- Was zu tun ist
Welche Band ist laut dem Konzertbericht der Headliner des Abends?
===== Seitentext
Die letzte Band in der Garage, Klutae, ist das Nebenprojekt von Leaether Strips Claus Larsen. Viele freuen sich darauf und manche müssen draußen bleiben, weil es einfach zu voll ist. Ich versuche gar nicht erst, in die Garage zu kommen.
Zum Glück bin ich früh genug rüber in die kleine Garage gepilgert und konnte Klutaes Sänger Claus Larsen dabei zusehen, wie er vor der Bühne erstmal Fan-Kontaktpflege betrieb. Nett ist er ja wirklich, der Claus, sonst in Sachen Leaetherstrip eher industrialmäßig unterwegs, auch wenn er gleich drauf auf der Bühne das wilde, rastlose Tier mimt, das zu harten Elektrobeats, die mit Gitarrensamples vermischt sind, die Sau rauslässt. Da bleibt kein Auge trocken und kein Fuß steht still. Mitzappeln war angesagt, sofern man etwas Platz fand. Band gut, Publikum gut, Auftritt gut.
Dafür freue ich mich auf Hocico, den Headliner des Abends. Am Tag zuvor gab es ja bereits von Rabia Sorda auf die Ohren, der anderen Band von Erk Aicrag. Dieser entert mit Maske die Bühne und ballert mit einem unverwechselbaren Sound drauf los. Die Halle ist voll und das Publikum hoch erfreut über diesen Auftritt. Brachiale Bässe und Electroklänge bohren sich in die Gehörgänge, Erk fegt über die Bühne, animiert die Zuschauer, posiert vor den Fotografen, brüllt sich die Seele aus dem Leib und grinst schließlich, als der Song vorbei ist und die Maske fällt. Die Musik ist sehr laut und stellenweise würde ich sie als aggressiv bezeichnen – was dann auch der Genrebeschreibung alle Ehre macht. Aggrotech oder Harshelectro – wie auf der Facebookseite bezeichnet – vom Feinsten wird präsentiert und das Publikum tobt regelrecht und feiert den Mexikaner. Kollege Racso Agroyam zieht seine Show im Hintergrund ab, wird aber nicht minder gefeiert. Wenn man Hocico holt, scheint es eine absolut sichere Bank für guten Aggrotech zu sein, bei dem jeder richtig abgehen kann.
==========
===== Angezeigte Daten
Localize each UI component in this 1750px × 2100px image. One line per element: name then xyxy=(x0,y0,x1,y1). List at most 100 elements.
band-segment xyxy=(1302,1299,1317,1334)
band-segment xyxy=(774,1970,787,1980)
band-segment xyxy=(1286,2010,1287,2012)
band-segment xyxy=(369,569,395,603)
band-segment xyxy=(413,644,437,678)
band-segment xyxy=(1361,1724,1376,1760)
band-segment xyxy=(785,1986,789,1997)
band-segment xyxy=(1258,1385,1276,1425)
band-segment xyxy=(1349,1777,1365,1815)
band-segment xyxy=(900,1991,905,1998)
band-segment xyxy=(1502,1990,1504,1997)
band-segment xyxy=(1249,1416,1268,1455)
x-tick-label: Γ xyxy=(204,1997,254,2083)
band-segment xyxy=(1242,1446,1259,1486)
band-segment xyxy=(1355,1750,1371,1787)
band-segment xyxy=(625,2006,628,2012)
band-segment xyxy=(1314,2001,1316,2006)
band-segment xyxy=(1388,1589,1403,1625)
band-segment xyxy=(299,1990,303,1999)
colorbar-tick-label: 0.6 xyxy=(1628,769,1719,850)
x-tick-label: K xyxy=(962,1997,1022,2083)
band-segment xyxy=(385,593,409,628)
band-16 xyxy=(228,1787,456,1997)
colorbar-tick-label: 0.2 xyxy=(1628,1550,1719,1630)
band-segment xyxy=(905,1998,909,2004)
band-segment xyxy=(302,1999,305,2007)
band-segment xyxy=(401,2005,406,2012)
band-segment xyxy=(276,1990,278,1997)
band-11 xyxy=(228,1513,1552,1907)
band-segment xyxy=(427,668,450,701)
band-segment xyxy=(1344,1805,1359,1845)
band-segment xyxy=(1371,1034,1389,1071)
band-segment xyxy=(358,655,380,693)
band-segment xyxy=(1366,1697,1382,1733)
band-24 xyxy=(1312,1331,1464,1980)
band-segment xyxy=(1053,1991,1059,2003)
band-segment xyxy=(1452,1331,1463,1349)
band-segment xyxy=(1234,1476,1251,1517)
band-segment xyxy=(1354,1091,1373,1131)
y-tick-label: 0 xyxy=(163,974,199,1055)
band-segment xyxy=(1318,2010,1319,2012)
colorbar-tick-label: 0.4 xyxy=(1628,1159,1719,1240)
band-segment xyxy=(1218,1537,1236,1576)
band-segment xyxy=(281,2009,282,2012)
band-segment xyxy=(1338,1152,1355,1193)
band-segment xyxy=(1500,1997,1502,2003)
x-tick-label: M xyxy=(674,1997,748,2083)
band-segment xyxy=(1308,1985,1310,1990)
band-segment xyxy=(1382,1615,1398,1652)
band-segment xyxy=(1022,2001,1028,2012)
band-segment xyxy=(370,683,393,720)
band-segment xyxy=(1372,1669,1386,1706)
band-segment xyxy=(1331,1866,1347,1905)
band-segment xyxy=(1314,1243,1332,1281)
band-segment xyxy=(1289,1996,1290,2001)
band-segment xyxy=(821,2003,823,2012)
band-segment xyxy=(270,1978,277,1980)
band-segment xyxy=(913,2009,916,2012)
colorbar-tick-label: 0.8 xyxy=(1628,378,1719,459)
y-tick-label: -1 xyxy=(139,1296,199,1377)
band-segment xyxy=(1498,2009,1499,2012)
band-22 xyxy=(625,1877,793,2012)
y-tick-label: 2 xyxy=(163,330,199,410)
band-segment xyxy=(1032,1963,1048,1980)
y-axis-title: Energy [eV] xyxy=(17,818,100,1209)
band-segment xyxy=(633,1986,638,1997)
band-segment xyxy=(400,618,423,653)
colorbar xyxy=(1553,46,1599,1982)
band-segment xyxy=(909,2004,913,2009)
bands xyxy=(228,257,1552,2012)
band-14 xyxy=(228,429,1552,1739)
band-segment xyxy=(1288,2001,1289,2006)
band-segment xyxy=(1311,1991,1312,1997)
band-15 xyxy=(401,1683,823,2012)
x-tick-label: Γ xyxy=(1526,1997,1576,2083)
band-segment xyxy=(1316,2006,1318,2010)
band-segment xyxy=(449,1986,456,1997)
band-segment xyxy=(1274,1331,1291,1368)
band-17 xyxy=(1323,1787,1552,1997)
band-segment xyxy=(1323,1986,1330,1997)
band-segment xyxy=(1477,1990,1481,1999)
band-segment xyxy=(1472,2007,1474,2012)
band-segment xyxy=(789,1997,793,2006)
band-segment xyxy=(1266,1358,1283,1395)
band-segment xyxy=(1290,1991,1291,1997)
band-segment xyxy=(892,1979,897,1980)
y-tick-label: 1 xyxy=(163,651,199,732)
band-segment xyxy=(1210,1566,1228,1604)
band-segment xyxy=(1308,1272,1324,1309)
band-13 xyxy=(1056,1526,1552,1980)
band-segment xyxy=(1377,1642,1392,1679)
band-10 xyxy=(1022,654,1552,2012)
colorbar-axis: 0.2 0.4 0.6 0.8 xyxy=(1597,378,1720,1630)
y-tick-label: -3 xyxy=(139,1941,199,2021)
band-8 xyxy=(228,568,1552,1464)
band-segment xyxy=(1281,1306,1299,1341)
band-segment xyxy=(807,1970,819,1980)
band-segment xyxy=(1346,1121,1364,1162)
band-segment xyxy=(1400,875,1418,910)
==========
- Lösung der Aufgabe
Hocico ist der Headliner des Abends.